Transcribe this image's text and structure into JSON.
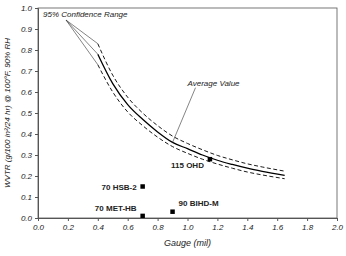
{
  "chart_data": {
    "type": "line",
    "xlabel": "Gauge (mil)",
    "ylabel": "WVTR (g/100 in²/24 hr) @ 100°F, 90% RH",
    "annotations": [
      {
        "text": "95% Confidence Range"
      },
      {
        "text": "Average Value"
      }
    ],
    "xlim": [
      0,
      2
    ],
    "ylim": [
      0,
      1
    ],
    "xticks": [
      {
        "value": 0,
        "label": "0.0"
      },
      0.2,
      0.4,
      0.6,
      0.8,
      {
        "value": 1,
        "label": "1.0"
      },
      1.2,
      1.4,
      1.6,
      1.8,
      {
        "value": 2,
        "label": "2.0"
      }
    ],
    "yticks": [
      {
        "value": 0,
        "label": "0.0"
      },
      0.1,
      0.2,
      0.3,
      0.4,
      0.5,
      0.6,
      0.7,
      0.8,
      0.9,
      {
        "value": 1,
        "label": "1.0"
      }
    ],
    "grid": false,
    "series": [
      {
        "type": "line",
        "line_style": "solid",
        "color": "#000000",
        "x": [
          0.4,
          0.5,
          0.6,
          0.7,
          0.8,
          0.9,
          1.0,
          1.1,
          1.2,
          1.3,
          1.4,
          1.5,
          1.65
        ],
        "values": [
          0.78,
          0.64,
          0.54,
          0.47,
          0.41,
          0.36,
          0.33,
          0.3,
          0.275,
          0.255,
          0.237,
          0.222,
          0.203
        ]
      },
      {
        "type": "line",
        "line_style": "dashed",
        "color": "#000000",
        "x": [
          0.4,
          0.5,
          0.6,
          0.7,
          0.8,
          0.9,
          1.0,
          1.1,
          1.2,
          1.3,
          1.4,
          1.5,
          1.65
        ],
        "values": [
          0.83,
          0.68,
          0.575,
          0.5,
          0.44,
          0.39,
          0.355,
          0.325,
          0.298,
          0.277,
          0.258,
          0.243,
          0.223
        ]
      },
      {
        "type": "line",
        "line_style": "dashed",
        "color": "#000000",
        "x": [
          0.4,
          0.5,
          0.6,
          0.7,
          0.8,
          0.9,
          1.0,
          1.1,
          1.2,
          1.3,
          1.4,
          1.5,
          1.65
        ],
        "values": [
          0.73,
          0.6,
          0.505,
          0.44,
          0.385,
          0.34,
          0.308,
          0.28,
          0.257,
          0.237,
          0.219,
          0.205,
          0.187
        ]
      },
      {
        "type": "scatter",
        "marker": "square",
        "color": "#000000",
        "x": [
          0.7,
          0.7,
          0.9,
          1.15
        ],
        "values": [
          0.15,
          0.01,
          0.03,
          0.28
        ],
        "labels": [
          "70 HSB-2",
          "70 MET-HB",
          "90 BIHD-M",
          "115 OHD"
        ]
      }
    ]
  }
}
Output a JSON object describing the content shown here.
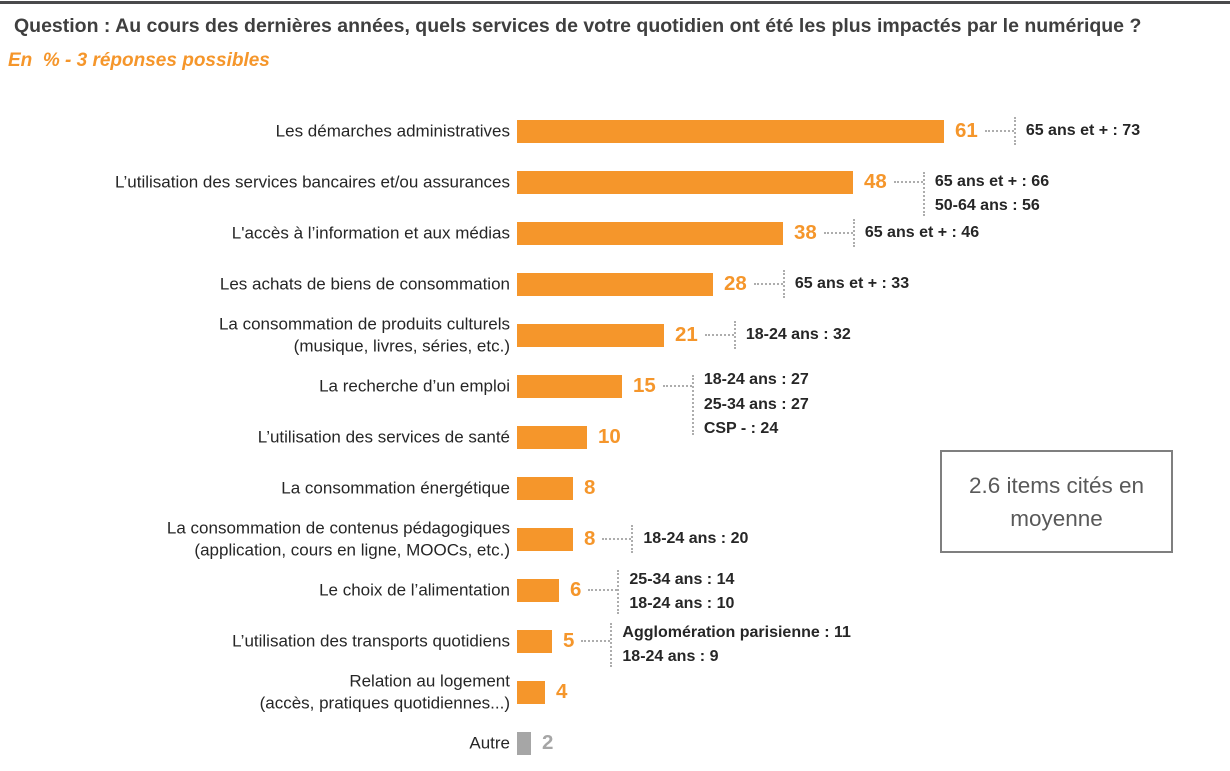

-=-=-

● **Goal**
Make an exact copy of the data above, pictures excluded.

● **Right answer**
Transcribe this image's text and structure into JSON.
{
  "chart_data": {
    "type": "line",
    "xlabel": "Gauge (mil)",
    "ylabel": "WVTR (g/100 in²/24 hr) @ 100°F, 90% RH",
    "annotations": [
      {
        "text": "95% Confidence Range"
      },
      {
        "text": "Average Value"
      }
    ],
    "xlim": [
      0,
      2
    ],
    "ylim": [
      0,
      1
    ],
    "xticks": [
      {
        "value": 0,
        "label": "0.0"
      },
      0.2,
      0.4,
      0.6,
      0.8,
      {
        "value": 1,
        "label": "1.0"
      },
      1.2,
      1.4,
      1.6,
      1.8,
      {
        "value": 2,
        "label": "2.0"
      }
    ],
    "yticks": [
      {
        "value": 0,
        "label": "0.0"
      },
      0.1,
      0.2,
      0.3,
      0.4,
      0.5,
      0.6,
      0.7,
      0.8,
      0.9,
      {
        "value": 1,
        "label": "1.0"
      }
    ],
    "grid": false,
    "series": [
      {
        "type": "line",
        "line_style": "solid",
        "color": "#000000",
        "x": [
          0.4,
          0.5,
          0.6,
          0.7,
          0.8,
          0.9,
          1.0,
          1.1,
          1.2,
          1.3,
          1.4,
          1.5,
          1.65
        ],
        "values": [
          0.78,
          0.64,
          0.54,
          0.47,
          0.41,
          0.36,
          0.33,
          0.3,
          0.275,
          0.255,
          0.237,
          0.222,
          0.203
        ]
      },
      {
        "type": "line",
        "line_style": "dashed",
        "color": "#000000",
        "x": [
          0.4,
          0.5,
          0.6,
          0.7,
          0.8,
          0.9,
          1.0,
          1.1,
          1.2,
          1.3,
          1.4,
          1.5,
          1.65
        ],
        "values": [
          0.83,
          0.68,
          0.575,
          0.5,
          0.44,
          0.39,
          0.355,
          0.325,
          0.298,
          0.277,
          0.258,
          0.243,
          0.223
        ]
      },
      {
        "type": "line",
        "line_style": "dashed",
        "color": "#000000",
        "x": [
          0.4,
          0.5,
          0.6,
          0.7,
          0.8,
          0.9,
          1.0,
          1.1,
          1.2,
          1.3,
          1.4,
          1.5,
          1.65
        ],
        "values": [
          0.73,
          0.6,
          0.505,
          0.44,
          0.385,
          0.34,
          0.308,
          0.28,
          0.257,
          0.237,
          0.219,
          0.205,
          0.187
        ]
      },
      {
        "type": "scatter",
        "marker": "square",
        "color": "#000000",
        "x": [
          0.7,
          0.7,
          0.9,
          1.15
        ],
        "values": [
          0.15,
          0.01,
          0.03,
          0.28
        ],
        "labels": [
          "70 HSB-2",
          "70 MET-HB",
          "90 BIHD-M",
          "115 OHD"
        ]
      }
    ]
  }
}
Output a JSON object describing the content shown here.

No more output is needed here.